• [WRITTEN PROBLEM]:
Each entry below should be written out exactly as it is, with no pictures.
------------------------------
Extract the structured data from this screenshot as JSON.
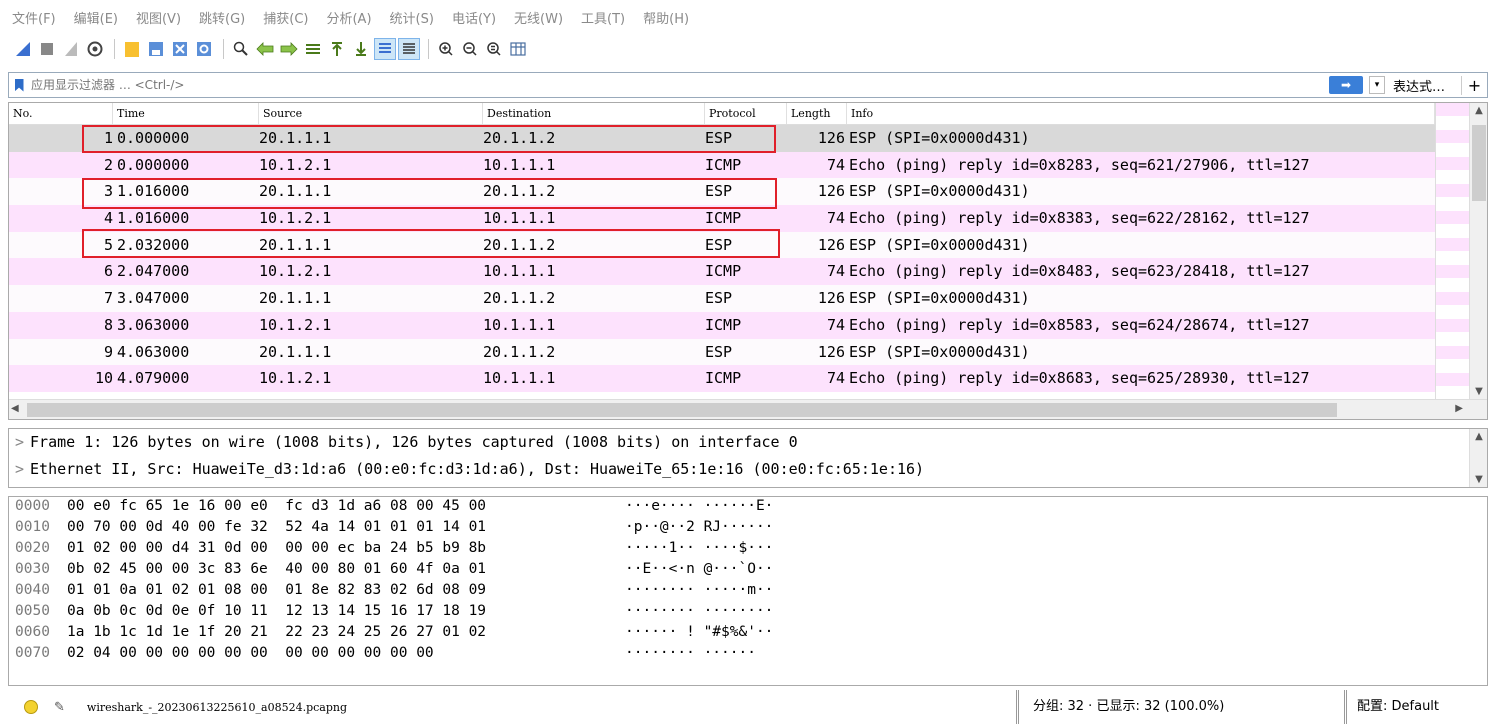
{
  "menu": [
    "文件(F)",
    "编辑(E)",
    "视图(V)",
    "跳转(G)",
    "捕获(C)",
    "分析(A)",
    "统计(S)",
    "电话(Y)",
    "无线(W)",
    "工具(T)",
    "帮助(H)"
  ],
  "filter": {
    "placeholder": "应用显示过滤器 … <Ctrl-/>",
    "apply_glyph": "➡",
    "dropdown_glyph": "▾",
    "expression_label": "表达式…",
    "add_glyph": "+"
  },
  "columns": {
    "no": "No.",
    "time": "Time",
    "source": "Source",
    "destination": "Destination",
    "protocol": "Protocol",
    "length": "Length",
    "info": "Info"
  },
  "packets": [
    {
      "no": "1",
      "time": "0.000000",
      "src": "20.1.1.1",
      "dst": "20.1.1.2",
      "proto": "ESP",
      "len": "126",
      "info": "ESP (SPI=0x0000d431)"
    },
    {
      "no": "2",
      "time": "0.000000",
      "src": "10.1.2.1",
      "dst": "10.1.1.1",
      "proto": "ICMP",
      "len": "74",
      "info": "Echo (ping) reply    id=0x8283, seq=621/27906, ttl=127"
    },
    {
      "no": "3",
      "time": "1.016000",
      "src": "20.1.1.1",
      "dst": "20.1.1.2",
      "proto": "ESP",
      "len": "126",
      "info": "ESP (SPI=0x0000d431)"
    },
    {
      "no": "4",
      "time": "1.016000",
      "src": "10.1.2.1",
      "dst": "10.1.1.1",
      "proto": "ICMP",
      "len": "74",
      "info": "Echo (ping) reply    id=0x8383, seq=622/28162, ttl=127"
    },
    {
      "no": "5",
      "time": "2.032000",
      "src": "20.1.1.1",
      "dst": "20.1.1.2",
      "proto": "ESP",
      "len": "126",
      "info": "ESP (SPI=0x0000d431)"
    },
    {
      "no": "6",
      "time": "2.047000",
      "src": "10.1.2.1",
      "dst": "10.1.1.1",
      "proto": "ICMP",
      "len": "74",
      "info": "Echo (ping) reply    id=0x8483, seq=623/28418, ttl=127"
    },
    {
      "no": "7",
      "time": "3.047000",
      "src": "20.1.1.1",
      "dst": "20.1.1.2",
      "proto": "ESP",
      "len": "126",
      "info": "ESP (SPI=0x0000d431)"
    },
    {
      "no": "8",
      "time": "3.063000",
      "src": "10.1.2.1",
      "dst": "10.1.1.1",
      "proto": "ICMP",
      "len": "74",
      "info": "Echo (ping) reply    id=0x8583, seq=624/28674, ttl=127"
    },
    {
      "no": "9",
      "time": "4.063000",
      "src": "20.1.1.1",
      "dst": "20.1.1.2",
      "proto": "ESP",
      "len": "126",
      "info": "ESP (SPI=0x0000d431)"
    },
    {
      "no": "10",
      "time": "4.079000",
      "src": "10.1.2.1",
      "dst": "10.1.1.1",
      "proto": "ICMP",
      "len": "74",
      "info": "Echo (ping) reply    id=0x8683, seq=625/28930, ttl=127"
    }
  ],
  "details": [
    "Frame 1: 126 bytes on wire (1008 bits), 126 bytes captured (1008 bits) on interface 0",
    "Ethernet II, Src: HuaweiTe_d3:1d:a6 (00:e0:fc:d3:1d:a6), Dst: HuaweiTe_65:1e:16 (00:e0:fc:65:1e:16)"
  ],
  "bytes": [
    {
      "offset": "0000",
      "hex": "00 e0 fc 65 1e 16 00 e0  fc d3 1d a6 08 00 45 00",
      "ascii": "···e···· ······E·"
    },
    {
      "offset": "0010",
      "hex": "00 70 00 0d 40 00 fe 32  52 4a 14 01 01 01 14 01",
      "ascii": "·p··@··2 RJ······"
    },
    {
      "offset": "0020",
      "hex": "01 02 00 00 d4 31 0d 00  00 00 ec ba 24 b5 b9 8b",
      "ascii": "·····1·· ····$···"
    },
    {
      "offset": "0030",
      "hex": "0b 02 45 00 00 3c 83 6e  40 00 80 01 60 4f 0a 01",
      "ascii": "··E··<·n @···`O··"
    },
    {
      "offset": "0040",
      "hex": "01 01 0a 01 02 01 08 00  01 8e 82 83 02 6d 08 09",
      "ascii": "········ ·····m··"
    },
    {
      "offset": "0050",
      "hex": "0a 0b 0c 0d 0e 0f 10 11  12 13 14 15 16 17 18 19",
      "ascii": "········ ········"
    },
    {
      "offset": "0060",
      "hex": "1a 1b 1c 1d 1e 1f 20 21  22 23 24 25 26 27 01 02",
      "ascii": "······ ! \"#$%&'··"
    },
    {
      "offset": "0070",
      "hex": "02 04 00 00 00 00 00 00  00 00 00 00 00 00",
      "ascii": "········ ······"
    }
  ],
  "status": {
    "file": "wireshark_-_20230613225610_a08524.pcapng",
    "stats": "分组: 32 · 已显示: 32 (100.0%)",
    "profile": "配置: Default"
  }
}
------------------------------
• [EXERCISE SOLUTION]:
Extract the structured data from this screenshot as JSON.
{
  "menu": [
    "文件(F)",
    "编辑(E)",
    "视图(V)",
    "跳转(G)",
    "捕获(C)",
    "分析(A)",
    "统计(S)",
    "电话(Y)",
    "无线(W)",
    "工具(T)",
    "帮助(H)"
  ],
  "filter": {
    "placeholder": "应用显示过滤器 … <Ctrl-/>",
    "apply_glyph": "➡",
    "dropdown_glyph": "▾",
    "expression_label": "表达式…",
    "add_glyph": "+"
  },
  "columns": {
    "no": "No.",
    "time": "Time",
    "source": "Source",
    "destination": "Destination",
    "protocol": "Protocol",
    "length": "Length",
    "info": "Info"
  },
  "packets": [
    {
      "no": "1",
      "time": "0.000000",
      "src": "20.1.1.1",
      "dst": "20.1.1.2",
      "proto": "ESP",
      "len": "126",
      "info": "ESP (SPI=0x0000d431)"
    },
    {
      "no": "2",
      "time": "0.000000",
      "src": "10.1.2.1",
      "dst": "10.1.1.1",
      "proto": "ICMP",
      "len": "74",
      "info": "Echo (ping) reply    id=0x8283, seq=621/27906, ttl=127"
    },
    {
      "no": "3",
      "time": "1.016000",
      "src": "20.1.1.1",
      "dst": "20.1.1.2",
      "proto": "ESP",
      "len": "126",
      "info": "ESP (SPI=0x0000d431)"
    },
    {
      "no": "4",
      "time": "1.016000",
      "src": "10.1.2.1",
      "dst": "10.1.1.1",
      "proto": "ICMP",
      "len": "74",
      "info": "Echo (ping) reply    id=0x8383, seq=622/28162, ttl=127"
    },
    {
      "no": "5",
      "time": "2.032000",
      "src": "20.1.1.1",
      "dst": "20.1.1.2",
      "proto": "ESP",
      "len": "126",
      "info": "ESP (SPI=0x0000d431)"
    },
    {
      "no": "6",
      "time": "2.047000",
      "src": "10.1.2.1",
      "dst": "10.1.1.1",
      "proto": "ICMP",
      "len": "74",
      "info": "Echo (ping) reply    id=0x8483, seq=623/28418, ttl=127"
    },
    {
      "no": "7",
      "time": "3.047000",
      "src": "20.1.1.1",
      "dst": "20.1.1.2",
      "proto": "ESP",
      "len": "126",
      "info": "ESP (SPI=0x0000d431)"
    },
    {
      "no": "8",
      "time": "3.063000",
      "src": "10.1.2.1",
      "dst": "10.1.1.1",
      "proto": "ICMP",
      "len": "74",
      "info": "Echo (ping) reply    id=0x8583, seq=624/28674, ttl=127"
    },
    {
      "no": "9",
      "time": "4.063000",
      "src": "20.1.1.1",
      "dst": "20.1.1.2",
      "proto": "ESP",
      "len": "126",
      "info": "ESP (SPI=0x0000d431)"
    },
    {
      "no": "10",
      "time": "4.079000",
      "src": "10.1.2.1",
      "dst": "10.1.1.1",
      "proto": "ICMP",
      "len": "74",
      "info": "Echo (ping) reply    id=0x8683, seq=625/28930, ttl=127"
    }
  ],
  "details": [
    "Frame 1: 126 bytes on wire (1008 bits), 126 bytes captured (1008 bits) on interface 0",
    "Ethernet II, Src: HuaweiTe_d3:1d:a6 (00:e0:fc:d3:1d:a6), Dst: HuaweiTe_65:1e:16 (00:e0:fc:65:1e:16)"
  ],
  "bytes": [
    {
      "offset": "0000",
      "hex": "00 e0 fc 65 1e 16 00 e0  fc d3 1d a6 08 00 45 00",
      "ascii": "···e···· ······E·"
    },
    {
      "offset": "0010",
      "hex": "00 70 00 0d 40 00 fe 32  52 4a 14 01 01 01 14 01",
      "ascii": "·p··@··2 RJ······"
    },
    {
      "offset": "0020",
      "hex": "01 02 00 00 d4 31 0d 00  00 00 ec ba 24 b5 b9 8b",
      "ascii": "·····1·· ····$···"
    },
    {
      "offset": "0030",
      "hex": "0b 02 45 00 00 3c 83 6e  40 00 80 01 60 4f 0a 01",
      "ascii": "··E··<·n @···`O··"
    },
    {
      "offset": "0040",
      "hex": "01 01 0a 01 02 01 08 00  01 8e 82 83 02 6d 08 09",
      "ascii": "········ ·····m··"
    },
    {
      "offset": "0050",
      "hex": "0a 0b 0c 0d 0e 0f 10 11  12 13 14 15 16 17 18 19",
      "ascii": "········ ········"
    },
    {
      "offset": "0060",
      "hex": "1a 1b 1c 1d 1e 1f 20 21  22 23 24 25 26 27 01 02",
      "ascii": "······ ! \"#$%&'··"
    },
    {
      "offset": "0070",
      "hex": "02 04 00 00 00 00 00 00  00 00 00 00 00 00",
      "ascii": "········ ······"
    }
  ],
  "status": {
    "file": "wireshark_-_20230613225610_a08524.pcapng",
    "stats": "分组: 32 · 已显示: 32 (100.0%)",
    "profile": "配置: Default"
  }
}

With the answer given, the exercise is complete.